#### [Selected text]
════
As I said, my point exactly. The rest of the equation is easier to see, where
you get the power from - apart from a long cord from a plug in your home -
is a harder problem to see a solution for.

>
>> and that to me is the really big
>> problem, I think we'll see convergence of personal devices. In ten years
>> the desktop and laptop will be gone for all but specialist uses and
>> smaller connected devices will be the norm.
>
> There I disagree. I could replace my desktop now with a laptop that's more
> powerful than it, but I wouldn't want to. I *want* a full size keyboard,
> and a large screen. Shrinking the devices is all very well, but ergonomics
> will rule at some point - people need to be comfortable using these
> things.


Well always assuming that the input and output devices don't change. Who says
a keyboard is the only way to get data into and out of a device? If it has
the power and the longevity to run voice recognition software and do sensible
speech synthesis there are a number of problems solved.

Example, I want to know what time the next train is from London to my home
town Woolwich. I currently look this up using a browser, screen, mouse and
keyboard but all I'm doing is saying "Ask Railtrack what is the time of the
next train to Woolwich from Cannon Street".

Wouldn't need a keyboard or screen for that.
════
#### [Supplied information]
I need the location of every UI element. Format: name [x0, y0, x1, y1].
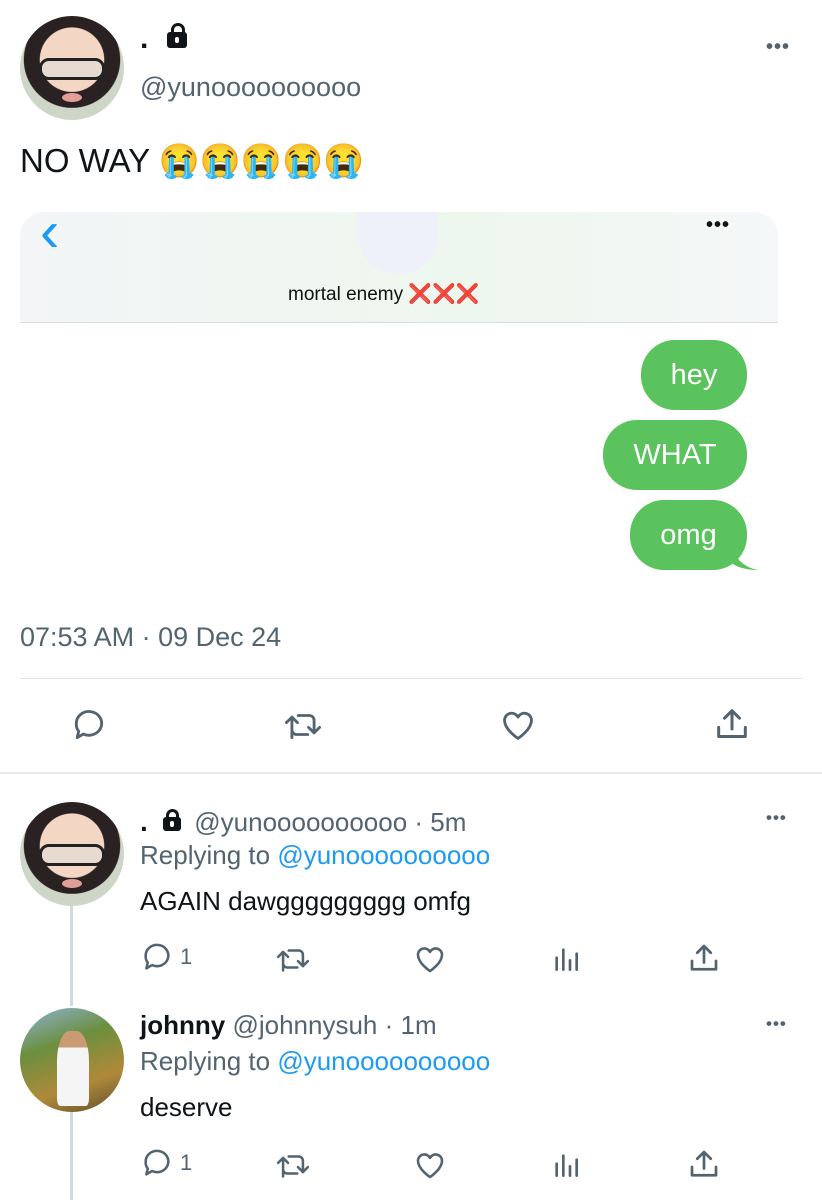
════
#### [What is asked]
A - In the discussion of personal devices, from which London station does the writer want the next train to Woolwich?
B - Rewrite the discussion of personal devices, starting with "As I said, my" and going on through "a solution for.", substituting "tougher" for "harder".

#### [Task-by-task answers]
A - Cannon Street.

B -
As I said, my point exactly. The rest of the equation is easier to see, where
you get the power from - apart from a long cord from a plug in your home -
is a tougher problem to see a solution for.